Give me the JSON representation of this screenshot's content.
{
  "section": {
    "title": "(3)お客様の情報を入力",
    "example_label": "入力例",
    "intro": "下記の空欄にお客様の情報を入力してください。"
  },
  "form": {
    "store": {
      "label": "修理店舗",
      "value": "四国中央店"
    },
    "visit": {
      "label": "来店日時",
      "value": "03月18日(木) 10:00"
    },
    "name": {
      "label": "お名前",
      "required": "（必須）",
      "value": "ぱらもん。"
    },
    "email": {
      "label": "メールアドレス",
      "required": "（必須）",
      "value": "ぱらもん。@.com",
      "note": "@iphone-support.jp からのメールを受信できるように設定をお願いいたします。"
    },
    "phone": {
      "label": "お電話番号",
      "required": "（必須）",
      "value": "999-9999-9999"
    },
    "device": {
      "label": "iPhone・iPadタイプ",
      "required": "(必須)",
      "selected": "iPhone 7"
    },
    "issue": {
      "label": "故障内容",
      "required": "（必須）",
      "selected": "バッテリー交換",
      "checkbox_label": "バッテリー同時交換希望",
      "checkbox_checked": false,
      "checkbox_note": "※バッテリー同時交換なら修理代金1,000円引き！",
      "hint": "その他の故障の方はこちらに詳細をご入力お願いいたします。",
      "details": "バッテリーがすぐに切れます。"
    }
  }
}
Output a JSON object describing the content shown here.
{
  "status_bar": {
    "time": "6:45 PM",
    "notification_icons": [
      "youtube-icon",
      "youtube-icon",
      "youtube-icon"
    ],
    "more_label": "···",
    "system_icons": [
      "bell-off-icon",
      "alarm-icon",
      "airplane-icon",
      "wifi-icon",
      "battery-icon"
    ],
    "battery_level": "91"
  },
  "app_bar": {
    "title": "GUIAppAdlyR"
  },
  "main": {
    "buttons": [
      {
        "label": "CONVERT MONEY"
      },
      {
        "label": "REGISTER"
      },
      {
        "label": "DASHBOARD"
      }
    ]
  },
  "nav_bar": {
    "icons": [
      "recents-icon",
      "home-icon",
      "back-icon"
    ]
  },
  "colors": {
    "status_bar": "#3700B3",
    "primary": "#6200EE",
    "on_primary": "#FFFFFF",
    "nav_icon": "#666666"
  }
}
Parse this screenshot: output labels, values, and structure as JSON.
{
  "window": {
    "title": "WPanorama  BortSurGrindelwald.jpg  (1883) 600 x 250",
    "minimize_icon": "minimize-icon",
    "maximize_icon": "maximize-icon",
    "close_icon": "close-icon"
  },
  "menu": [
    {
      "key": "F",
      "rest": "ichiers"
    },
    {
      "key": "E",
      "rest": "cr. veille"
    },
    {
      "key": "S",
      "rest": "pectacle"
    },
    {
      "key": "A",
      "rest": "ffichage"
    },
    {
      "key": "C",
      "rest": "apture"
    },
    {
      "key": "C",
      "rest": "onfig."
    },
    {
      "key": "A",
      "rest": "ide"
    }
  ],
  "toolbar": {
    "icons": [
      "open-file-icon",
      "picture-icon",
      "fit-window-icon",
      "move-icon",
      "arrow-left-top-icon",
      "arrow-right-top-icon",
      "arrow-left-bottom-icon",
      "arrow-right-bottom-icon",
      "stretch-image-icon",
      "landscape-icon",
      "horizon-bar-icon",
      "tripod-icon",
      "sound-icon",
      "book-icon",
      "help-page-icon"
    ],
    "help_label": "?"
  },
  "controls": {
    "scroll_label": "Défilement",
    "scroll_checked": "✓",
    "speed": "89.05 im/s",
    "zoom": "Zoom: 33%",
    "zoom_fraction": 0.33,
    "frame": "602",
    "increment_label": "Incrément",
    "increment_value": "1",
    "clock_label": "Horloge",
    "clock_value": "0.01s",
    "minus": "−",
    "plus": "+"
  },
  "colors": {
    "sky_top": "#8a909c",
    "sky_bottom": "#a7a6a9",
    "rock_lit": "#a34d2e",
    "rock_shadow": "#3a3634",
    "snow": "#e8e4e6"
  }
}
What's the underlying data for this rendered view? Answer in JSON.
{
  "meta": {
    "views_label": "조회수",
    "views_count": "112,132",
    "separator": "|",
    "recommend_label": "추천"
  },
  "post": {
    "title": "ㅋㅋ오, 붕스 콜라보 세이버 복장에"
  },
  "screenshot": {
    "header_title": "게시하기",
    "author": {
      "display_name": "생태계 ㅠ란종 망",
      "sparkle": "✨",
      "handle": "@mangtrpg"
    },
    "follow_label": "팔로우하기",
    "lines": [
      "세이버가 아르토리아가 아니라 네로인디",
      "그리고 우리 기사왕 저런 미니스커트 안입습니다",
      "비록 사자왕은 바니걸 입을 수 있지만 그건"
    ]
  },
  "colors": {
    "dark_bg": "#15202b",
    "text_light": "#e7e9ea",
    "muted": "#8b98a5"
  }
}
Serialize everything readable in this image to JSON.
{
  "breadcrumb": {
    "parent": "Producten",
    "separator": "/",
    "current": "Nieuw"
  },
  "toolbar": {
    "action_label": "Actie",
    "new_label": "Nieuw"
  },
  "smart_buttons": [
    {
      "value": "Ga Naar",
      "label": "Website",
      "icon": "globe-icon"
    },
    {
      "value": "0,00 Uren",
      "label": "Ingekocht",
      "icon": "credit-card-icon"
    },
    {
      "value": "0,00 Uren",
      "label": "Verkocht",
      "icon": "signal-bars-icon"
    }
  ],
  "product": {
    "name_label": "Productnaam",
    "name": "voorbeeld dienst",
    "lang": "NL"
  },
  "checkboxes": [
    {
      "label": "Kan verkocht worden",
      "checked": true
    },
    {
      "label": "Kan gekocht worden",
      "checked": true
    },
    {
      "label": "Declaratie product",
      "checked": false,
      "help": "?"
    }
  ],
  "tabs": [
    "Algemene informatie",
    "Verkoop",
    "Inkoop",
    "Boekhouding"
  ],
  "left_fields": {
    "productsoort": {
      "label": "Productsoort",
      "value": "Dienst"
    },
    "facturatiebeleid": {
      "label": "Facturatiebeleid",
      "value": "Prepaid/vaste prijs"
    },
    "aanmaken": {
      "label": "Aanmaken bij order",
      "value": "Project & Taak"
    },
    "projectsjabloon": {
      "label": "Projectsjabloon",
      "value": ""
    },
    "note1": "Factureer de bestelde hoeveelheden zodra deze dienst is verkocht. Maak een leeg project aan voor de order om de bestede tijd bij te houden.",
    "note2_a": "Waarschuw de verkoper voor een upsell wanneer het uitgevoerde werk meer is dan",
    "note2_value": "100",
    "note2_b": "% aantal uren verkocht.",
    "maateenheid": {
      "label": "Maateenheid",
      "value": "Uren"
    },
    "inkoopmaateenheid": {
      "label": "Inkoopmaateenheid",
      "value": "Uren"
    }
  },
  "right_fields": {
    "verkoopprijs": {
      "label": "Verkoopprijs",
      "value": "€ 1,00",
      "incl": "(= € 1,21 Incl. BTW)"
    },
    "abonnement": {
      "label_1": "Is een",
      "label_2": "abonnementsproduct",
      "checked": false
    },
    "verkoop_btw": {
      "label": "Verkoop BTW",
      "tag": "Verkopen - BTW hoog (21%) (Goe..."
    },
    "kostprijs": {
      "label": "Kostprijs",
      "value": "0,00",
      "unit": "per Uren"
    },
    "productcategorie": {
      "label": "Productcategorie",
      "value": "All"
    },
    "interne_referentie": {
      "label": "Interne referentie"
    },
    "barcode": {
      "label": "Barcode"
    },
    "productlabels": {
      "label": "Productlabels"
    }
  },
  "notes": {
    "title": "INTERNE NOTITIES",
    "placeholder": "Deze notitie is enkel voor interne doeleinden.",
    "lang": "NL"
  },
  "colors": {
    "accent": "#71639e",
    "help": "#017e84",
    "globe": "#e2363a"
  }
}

######

Exactly reproduce the material above.

Give me the JSON representation of this screenshot's content.
{
  "section": {
    "title": "(3)お客様の情報を入力",
    "example_label": "入力例",
    "intro": "下記の空欄にお客様の情報を入力してください。"
  },
  "form": {
    "store": {
      "label": "修理店舗",
      "value": "四国中央店"
    },
    "visit": {
      "label": "来店日時",
      "value": "03月18日(木) 10:00"
    },
    "name": {
      "label": "お名前",
      "required": "（必須）",
      "value": "ぱらもん。"
    },
    "email": {
      "label": "メールアドレス",
      "required": "（必須）",
      "value": "ぱらもん。@.com",
      "note": "@iphone-support.jp からのメールを受信できるように設定をお願いいたします。"
    },
    "phone": {
      "label": "お電話番号",
      "required": "（必須）",
      "value": "999-9999-9999"
    },
    "device": {
      "label": "iPhone・iPadタイプ",
      "required": "(必須)",
      "selected": "iPhone 7"
    },
    "issue": {
      "label": "故障内容",
      "required": "（必須）",
      "selected": "バッテリー交換",
      "checkbox_label": "バッテリー同時交換希望",
      "checkbox_checked": false,
      "checkbox_note": "※バッテリー同時交換なら修理代金1,000円引き！",
      "hint": "その他の故障の方はこちらに詳細をご入力お願いいたします。",
      "details": "バッテリーがすぐに切れます。"
    }
  }
}
Output a JSON object describing the content shown here.
{
  "status_bar": {
    "time": "6:45 PM",
    "notification_icons": [
      "youtube-icon",
      "youtube-icon",
      "youtube-icon"
    ],
    "more_label": "···",
    "system_icons": [
      "bell-off-icon",
      "alarm-icon",
      "airplane-icon",
      "wifi-icon",
      "battery-icon"
    ],
    "battery_level": "91"
  },
  "app_bar": {
    "title": "GUIAppAdlyR"
  },
  "main": {
    "buttons": [
      {
        "label": "CONVERT MONEY"
      },
      {
        "label": "REGISTER"
      },
      {
        "label": "DASHBOARD"
      }
    ]
  },
  "nav_bar": {
    "icons": [
      "recents-icon",
      "home-icon",
      "back-icon"
    ]
  },
  "colors": {
    "status_bar": "#3700B3",
    "primary": "#6200EE",
    "on_primary": "#FFFFFF",
    "nav_icon": "#666666"
  }
}
Parse this screenshot: output labels, values, and structure as JSON.
{
  "window": {
    "title": "WPanorama  BortSurGrindelwald.jpg  (1883) 600 x 250",
    "minimize_icon": "minimize-icon",
    "maximize_icon": "maximize-icon",
    "close_icon": "close-icon"
  },
  "menu": [
    {
      "key": "F",
      "rest": "ichiers"
    },
    {
      "key": "E",
      "rest": "cr. veille"
    },
    {
      "key": "S",
      "rest": "pectacle"
    },
    {
      "key": "A",
      "rest": "ffichage"
    },
    {
      "key": "C",
      "rest": "apture"
    },
    {
      "key": "C",
      "rest": "onfig."
    },
    {
      "key": "A",
      "rest": "ide"
    }
  ],
  "toolbar": {
    "icons": [
      "open-file-icon",
      "picture-icon",
      "fit-window-icon",
      "move-icon",
      "arrow-left-top-icon",
      "arrow-right-top-icon",
      "arrow-left-bottom-icon",
      "arrow-right-bottom-icon",
      "stretch-image-icon",
      "landscape-icon",
      "horizon-bar-icon",
      "tripod-icon",
      "sound-icon",
      "book-icon",
      "help-page-icon"
    ],
    "help_label": "?"
  },
  "controls": {
    "scroll_label": "Défilement",
    "scroll_checked": "✓",
    "speed": "89.05 im/s",
    "zoom": "Zoom: 33%",
    "zoom_fraction": 0.33,
    "frame": "602",
    "increment_label": "Incrément",
    "increment_value": "1",
    "clock_label": "Horloge",
    "clock_value": "0.01s",
    "minus": "−",
    "plus": "+"
  },
  "colors": {
    "sky_top": "#8a909c",
    "sky_bottom": "#a7a6a9",
    "rock_lit": "#a34d2e",
    "rock_shadow": "#3a3634",
    "snow": "#e8e4e6"
  }
}
What's the underlying data for this rendered view? Answer in JSON.
{
  "meta": {
    "views_label": "조회수",
    "views_count": "112,132",
    "separator": "|",
    "recommend_label": "추천"
  },
  "post": {
    "title": "ㅋㅋ오, 붕스 콜라보 세이버 복장에"
  },
  "screenshot": {
    "header_title": "게시하기",
    "author": {
      "display_name": "생태계 ㅠ란종 망",
      "sparkle": "✨",
      "handle": "@mangtrpg"
    },
    "follow_label": "팔로우하기",
    "lines": [
      "세이버가 아르토리아가 아니라 네로인디",
      "그리고 우리 기사왕 저런 미니스커트 안입습니다",
      "비록 사자왕은 바니걸 입을 수 있지만 그건"
    ]
  },
  "colors": {
    "dark_bg": "#15202b",
    "text_light": "#e7e9ea",
    "muted": "#8b98a5"
  }
}
Serialize everything readable in this image to JSON.
{
  "breadcrumb": {
    "parent": "Producten",
    "separator": "/",
    "current": "Nieuw"
  },
  "toolbar": {
    "action_label": "Actie",
    "new_label": "Nieuw"
  },
  "smart_buttons": [
    {
      "value": "Ga Naar",
      "label": "Website",
      "icon": "globe-icon"
    },
    {
      "value": "0,00 Uren",
      "label": "Ingekocht",
      "icon": "credit-card-icon"
    },
    {
      "value": "0,00 Uren",
      "label": "Verkocht",
      "icon": "signal-bars-icon"
    }
  ],
  "product": {
    "name_label": "Productnaam",
    "name": "voorbeeld dienst",
    "lang": "NL"
  },
  "checkboxes": [
    {
      "label": "Kan verkocht worden",
      "checked": true
    },
    {
      "label": "Kan gekocht worden",
      "checked": true
    },
    {
      "label": "Declaratie product",
      "checked": false,
      "help": "?"
    }
  ],
  "tabs": [
    "Algemene informatie",
    "Verkoop",
    "Inkoop",
    "Boekhouding"
  ],
  "left_fields": {
    "productsoort": {
      "label": "Productsoort",
      "value": "Dienst"
    },
    "facturatiebeleid": {
      "label": "Facturatiebeleid",
      "value": "Prepaid/vaste prijs"
    },
    "aanmaken": {
      "label": "Aanmaken bij order",
      "value": "Project & Taak"
    },
    "projectsjabloon": {
      "label": "Projectsjabloon",
      "value": ""
    },
    "note1": "Factureer de bestelde hoeveelheden zodra deze dienst is verkocht. Maak een leeg project aan voor de order om de bestede tijd bij te houden.",
    "note2_a": "Waarschuw de verkoper voor een upsell wanneer het uitgevoerde werk meer is dan",
    "note2_value": "100",
    "note2_b": "% aantal uren verkocht.",
    "maateenheid": {
      "label": "Maateenheid",
      "value": "Uren"
    },
    "inkoopmaateenheid": {
      "label": "Inkoopmaateenheid",
      "value": "Uren"
    }
  },
  "right_fields": {
    "verkoopprijs": {
      "label": "Verkoopprijs",
      "value": "€ 1,00",
      "incl": "(= € 1,21 Incl. BTW)"
    },
    "abonnement": {
      "label_1": "Is een",
      "label_2": "abonnementsproduct",
      "checked": false
    },
    "verkoop_btw": {
      "label": "Verkoop BTW",
      "tag": "Verkopen - BTW hoog (21%) (Goe..."
    },
    "kostprijs": {
      "label": "Kostprijs",
      "value": "0,00",
      "unit": "per Uren"
    },
    "productcategorie": {
      "label": "Productcategorie",
      "value": "All"
    },
    "interne_referentie": {
      "label": "Interne referentie"
    },
    "barcode": {
      "label": "Barcode"
    },
    "productlabels": {
      "label": "Productlabels"
    }
  },
  "notes": {
    "title": "INTERNE NOTITIES",
    "placeholder": "Deze notitie is enkel voor interne doeleinden.",
    "lang": "NL"
  },
  "colors": {
    "accent": "#71639e",
    "help": "#017e84",
    "globe": "#e2363a"
  }
}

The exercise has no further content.